-- Work to be completed --
Please return the records below exactly as they stand.

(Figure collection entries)
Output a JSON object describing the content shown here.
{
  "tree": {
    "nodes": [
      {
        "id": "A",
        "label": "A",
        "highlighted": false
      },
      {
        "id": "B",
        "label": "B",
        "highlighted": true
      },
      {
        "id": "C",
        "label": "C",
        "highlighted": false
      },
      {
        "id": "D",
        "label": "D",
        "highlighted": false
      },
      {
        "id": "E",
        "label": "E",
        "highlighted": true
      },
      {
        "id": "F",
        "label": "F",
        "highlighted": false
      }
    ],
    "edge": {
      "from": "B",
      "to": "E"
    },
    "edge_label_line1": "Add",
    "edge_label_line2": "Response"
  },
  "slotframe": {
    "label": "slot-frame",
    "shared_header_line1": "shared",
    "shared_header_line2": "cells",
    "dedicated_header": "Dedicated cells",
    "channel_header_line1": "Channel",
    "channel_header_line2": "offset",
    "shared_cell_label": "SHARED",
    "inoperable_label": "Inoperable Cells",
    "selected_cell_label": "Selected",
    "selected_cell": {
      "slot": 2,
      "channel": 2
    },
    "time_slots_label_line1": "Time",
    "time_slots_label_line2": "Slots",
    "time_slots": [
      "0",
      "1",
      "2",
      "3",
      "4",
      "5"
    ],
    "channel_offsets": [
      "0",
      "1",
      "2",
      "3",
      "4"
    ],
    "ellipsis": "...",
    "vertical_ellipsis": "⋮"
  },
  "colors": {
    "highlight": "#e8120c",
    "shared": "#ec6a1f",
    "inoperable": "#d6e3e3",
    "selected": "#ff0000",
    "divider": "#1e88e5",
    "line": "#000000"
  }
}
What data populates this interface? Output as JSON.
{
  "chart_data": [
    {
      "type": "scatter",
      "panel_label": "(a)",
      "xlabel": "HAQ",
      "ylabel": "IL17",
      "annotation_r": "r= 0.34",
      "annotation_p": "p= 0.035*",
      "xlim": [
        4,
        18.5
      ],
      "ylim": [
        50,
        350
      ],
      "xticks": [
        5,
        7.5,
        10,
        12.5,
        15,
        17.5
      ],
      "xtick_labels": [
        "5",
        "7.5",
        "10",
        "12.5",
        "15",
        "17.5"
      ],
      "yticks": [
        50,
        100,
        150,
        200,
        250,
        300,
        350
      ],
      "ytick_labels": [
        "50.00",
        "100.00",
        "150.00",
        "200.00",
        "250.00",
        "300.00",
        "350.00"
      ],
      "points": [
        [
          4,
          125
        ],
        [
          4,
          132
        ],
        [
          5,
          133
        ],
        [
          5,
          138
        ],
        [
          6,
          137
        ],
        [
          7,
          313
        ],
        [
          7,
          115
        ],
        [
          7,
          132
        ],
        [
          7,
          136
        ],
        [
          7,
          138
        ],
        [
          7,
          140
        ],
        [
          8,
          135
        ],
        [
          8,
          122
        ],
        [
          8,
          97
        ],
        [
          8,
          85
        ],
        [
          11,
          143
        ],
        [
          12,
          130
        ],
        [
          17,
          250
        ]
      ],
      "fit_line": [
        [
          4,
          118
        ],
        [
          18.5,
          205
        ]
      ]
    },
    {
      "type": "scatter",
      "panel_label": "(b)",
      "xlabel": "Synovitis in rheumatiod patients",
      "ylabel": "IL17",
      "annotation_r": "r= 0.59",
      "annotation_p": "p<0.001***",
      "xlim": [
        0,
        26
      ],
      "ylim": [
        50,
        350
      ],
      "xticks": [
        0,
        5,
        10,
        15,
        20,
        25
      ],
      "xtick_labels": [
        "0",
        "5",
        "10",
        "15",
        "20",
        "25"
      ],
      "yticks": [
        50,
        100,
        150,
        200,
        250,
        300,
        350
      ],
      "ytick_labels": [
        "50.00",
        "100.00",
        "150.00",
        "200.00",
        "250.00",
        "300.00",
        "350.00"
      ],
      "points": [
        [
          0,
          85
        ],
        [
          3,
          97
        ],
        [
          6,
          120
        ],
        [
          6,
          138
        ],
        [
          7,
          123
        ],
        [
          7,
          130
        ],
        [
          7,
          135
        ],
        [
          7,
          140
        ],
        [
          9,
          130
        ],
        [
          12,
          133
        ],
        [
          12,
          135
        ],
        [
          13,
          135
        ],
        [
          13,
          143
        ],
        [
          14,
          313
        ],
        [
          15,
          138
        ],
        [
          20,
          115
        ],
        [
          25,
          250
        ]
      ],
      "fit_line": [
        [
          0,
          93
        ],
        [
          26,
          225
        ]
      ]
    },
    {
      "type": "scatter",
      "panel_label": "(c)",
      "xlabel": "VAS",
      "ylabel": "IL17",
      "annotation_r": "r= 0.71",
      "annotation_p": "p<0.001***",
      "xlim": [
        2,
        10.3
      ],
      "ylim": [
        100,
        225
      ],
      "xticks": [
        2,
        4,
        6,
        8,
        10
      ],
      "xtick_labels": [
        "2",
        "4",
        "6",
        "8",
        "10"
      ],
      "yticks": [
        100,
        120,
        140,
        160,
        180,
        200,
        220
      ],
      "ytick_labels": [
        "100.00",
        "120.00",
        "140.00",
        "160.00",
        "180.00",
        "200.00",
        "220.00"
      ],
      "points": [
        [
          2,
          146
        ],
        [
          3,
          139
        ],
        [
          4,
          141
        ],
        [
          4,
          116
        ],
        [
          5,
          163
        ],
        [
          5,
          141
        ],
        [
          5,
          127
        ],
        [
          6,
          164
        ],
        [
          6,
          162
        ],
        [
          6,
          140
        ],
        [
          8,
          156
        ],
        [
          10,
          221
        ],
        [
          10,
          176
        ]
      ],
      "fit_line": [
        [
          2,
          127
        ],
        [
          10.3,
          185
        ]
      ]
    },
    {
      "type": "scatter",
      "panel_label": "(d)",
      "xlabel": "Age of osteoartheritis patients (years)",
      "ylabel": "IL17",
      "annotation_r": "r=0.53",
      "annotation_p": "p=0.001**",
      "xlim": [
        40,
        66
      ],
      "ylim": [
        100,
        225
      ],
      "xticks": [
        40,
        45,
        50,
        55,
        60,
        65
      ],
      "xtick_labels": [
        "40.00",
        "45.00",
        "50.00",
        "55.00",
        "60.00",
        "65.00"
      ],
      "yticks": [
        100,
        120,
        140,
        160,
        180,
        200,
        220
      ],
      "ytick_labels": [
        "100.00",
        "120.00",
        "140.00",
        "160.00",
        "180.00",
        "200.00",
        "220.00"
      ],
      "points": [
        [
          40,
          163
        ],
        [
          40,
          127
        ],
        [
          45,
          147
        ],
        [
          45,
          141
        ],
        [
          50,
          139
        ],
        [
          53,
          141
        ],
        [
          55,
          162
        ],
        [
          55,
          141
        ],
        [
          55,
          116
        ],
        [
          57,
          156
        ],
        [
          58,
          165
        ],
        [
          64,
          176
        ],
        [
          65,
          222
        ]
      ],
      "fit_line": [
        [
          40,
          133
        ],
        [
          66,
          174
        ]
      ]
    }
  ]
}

-- The completed task --
Output a JSON object describing the content shown here.
{
  "tree": {
    "nodes": [
      {
        "id": "A",
        "label": "A",
        "highlighted": false
      },
      {
        "id": "B",
        "label": "B",
        "highlighted": true
      },
      {
        "id": "C",
        "label": "C",
        "highlighted": false
      },
      {
        "id": "D",
        "label": "D",
        "highlighted": false
      },
      {
        "id": "E",
        "label": "E",
        "highlighted": true
      },
      {
        "id": "F",
        "label": "F",
        "highlighted": false
      }
    ],
    "edge": {
      "from": "B",
      "to": "E"
    },
    "edge_label_line1": "Add",
    "edge_label_line2": "Response"
  },
  "slotframe": {
    "label": "slot-frame",
    "shared_header_line1": "shared",
    "shared_header_line2": "cells",
    "dedicated_header": "Dedicated cells",
    "channel_header_line1": "Channel",
    "channel_header_line2": "offset",
    "shared_cell_label": "SHARED",
    "inoperable_label": "Inoperable Cells",
    "selected_cell_label": "Selected",
    "selected_cell": {
      "slot": 2,
      "channel": 2
    },
    "time_slots_label_line1": "Time",
    "time_slots_label_line2": "Slots",
    "time_slots": [
      "0",
      "1",
      "2",
      "3",
      "4",
      "5"
    ],
    "channel_offsets": [
      "0",
      "1",
      "2",
      "3",
      "4"
    ],
    "ellipsis": "...",
    "vertical_ellipsis": "⋮"
  },
  "colors": {
    "highlight": "#e8120c",
    "shared": "#ec6a1f",
    "inoperable": "#d6e3e3",
    "selected": "#ff0000",
    "divider": "#1e88e5",
    "line": "#000000"
  }
}
What data populates this interface? Output as JSON.
{
  "chart_data": [
    {
      "type": "scatter",
      "panel_label": "(a)",
      "xlabel": "HAQ",
      "ylabel": "IL17",
      "annotation_r": "r= 0.34",
      "annotation_p": "p= 0.035*",
      "xlim": [
        4,
        18.5
      ],
      "ylim": [
        50,
        350
      ],
      "xticks": [
        5,
        7.5,
        10,
        12.5,
        15,
        17.5
      ],
      "xtick_labels": [
        "5",
        "7.5",
        "10",
        "12.5",
        "15",
        "17.5"
      ],
      "yticks": [
        50,
        100,
        150,
        200,
        250,
        300,
        350
      ],
      "ytick_labels": [
        "50.00",
        "100.00",
        "150.00",
        "200.00",
        "250.00",
        "300.00",
        "350.00"
      ],
      "points": [
        [
          4,
          125
        ],
        [
          4,
          132
        ],
        [
          5,
          133
        ],
        [
          5,
          138
        ],
        [
          6,
          137
        ],
        [
          7,
          313
        ],
        [
          7,
          115
        ],
        [
          7,
          132
        ],
        [
          7,
          136
        ],
        [
          7,
          138
        ],
        [
          7,
          140
        ],
        [
          8,
          135
        ],
        [
          8,
          122
        ],
        [
          8,
          97
        ],
        [
          8,
          85
        ],
        [
          11,
          143
        ],
        [
          12,
          130
        ],
        [
          17,
          250
        ]
      ],
      "fit_line": [
        [
          4,
          118
        ],
        [
          18.5,
          205
        ]
      ]
    },
    {
      "type": "scatter",
      "panel_label": "(b)",
      "xlabel": "Synovitis in rheumatiod patients",
      "ylabel": "IL17",
      "annotation_r": "r= 0.59",
      "annotation_p": "p<0.001***",
      "xlim": [
        0,
        26
      ],
      "ylim": [
        50,
        350
      ],
      "xticks": [
        0,
        5,
        10,
        15,
        20,
        25
      ],
      "xtick_labels": [
        "0",
        "5",
        "10",
        "15",
        "20",
        "25"
      ],
      "yticks": [
        50,
        100,
        150,
        200,
        250,
        300,
        350
      ],
      "ytick_labels": [
        "50.00",
        "100.00",
        "150.00",
        "200.00",
        "250.00",
        "300.00",
        "350.00"
      ],
      "points": [
        [
          0,
          85
        ],
        [
          3,
          97
        ],
        [
          6,
          120
        ],
        [
          6,
          138
        ],
        [
          7,
          123
        ],
        [
          7,
          130
        ],
        [
          7,
          135
        ],
        [
          7,
          140
        ],
        [
          9,
          130
        ],
        [
          12,
          133
        ],
        [
          12,
          135
        ],
        [
          13,
          135
        ],
        [
          13,
          143
        ],
        [
          14,
          313
        ],
        [
          15,
          138
        ],
        [
          20,
          115
        ],
        [
          25,
          250
        ]
      ],
      "fit_line": [
        [
          0,
          93
        ],
        [
          26,
          225
        ]
      ]
    },
    {
      "type": "scatter",
      "panel_label": "(c)",
      "xlabel": "VAS",
      "ylabel": "IL17",
      "annotation_r": "r= 0.71",
      "annotation_p": "p<0.001***",
      "xlim": [
        2,
        10.3
      ],
      "ylim": [
        100,
        225
      ],
      "xticks": [
        2,
        4,
        6,
        8,
        10
      ],
      "xtick_labels": [
        "2",
        "4",
        "6",
        "8",
        "10"
      ],
      "yticks": [
        100,
        120,
        140,
        160,
        180,
        200,
        220
      ],
      "ytick_labels": [
        "100.00",
        "120.00",
        "140.00",
        "160.00",
        "180.00",
        "200.00",
        "220.00"
      ],
      "points": [
        [
          2,
          146
        ],
        [
          3,
          139
        ],
        [
          4,
          141
        ],
        [
          4,
          116
        ],
        [
          5,
          163
        ],
        [
          5,
          141
        ],
        [
          5,
          127
        ],
        [
          6,
          164
        ],
        [
          6,
          162
        ],
        [
          6,
          140
        ],
        [
          8,
          156
        ],
        [
          10,
          221
        ],
        [
          10,
          176
        ]
      ],
      "fit_line": [
        [
          2,
          127
        ],
        [
          10.3,
          185
        ]
      ]
    },
    {
      "type": "scatter",
      "panel_label": "(d)",
      "xlabel": "Age of osteoartheritis patients (years)",
      "ylabel": "IL17",
      "annotation_r": "r=0.53",
      "annotation_p": "p=0.001**",
      "xlim": [
        40,
        66
      ],
      "ylim": [
        100,
        225
      ],
      "xticks": [
        40,
        45,
        50,
        55,
        60,
        65
      ],
      "xtick_labels": [
        "40.00",
        "45.00",
        "50.00",
        "55.00",
        "60.00",
        "65.00"
      ],
      "yticks": [
        100,
        120,
        140,
        160,
        180,
        200,
        220
      ],
      "ytick_labels": [
        "100.00",
        "120.00",
        "140.00",
        "160.00",
        "180.00",
        "200.00",
        "220.00"
      ],
      "points": [
        [
          40,
          163
        ],
        [
          40,
          127
        ],
        [
          45,
          147
        ],
        [
          45,
          141
        ],
        [
          50,
          139
        ],
        [
          53,
          141
        ],
        [
          55,
          162
        ],
        [
          55,
          141
        ],
        [
          55,
          116
        ],
        [
          57,
          156
        ],
        [
          58,
          165
        ],
        [
          64,
          176
        ],
        [
          65,
          222
        ]
      ],
      "fit_line": [
        [
          40,
          133
        ],
        [
          66,
          174
        ]
      ]
    }
  ]
}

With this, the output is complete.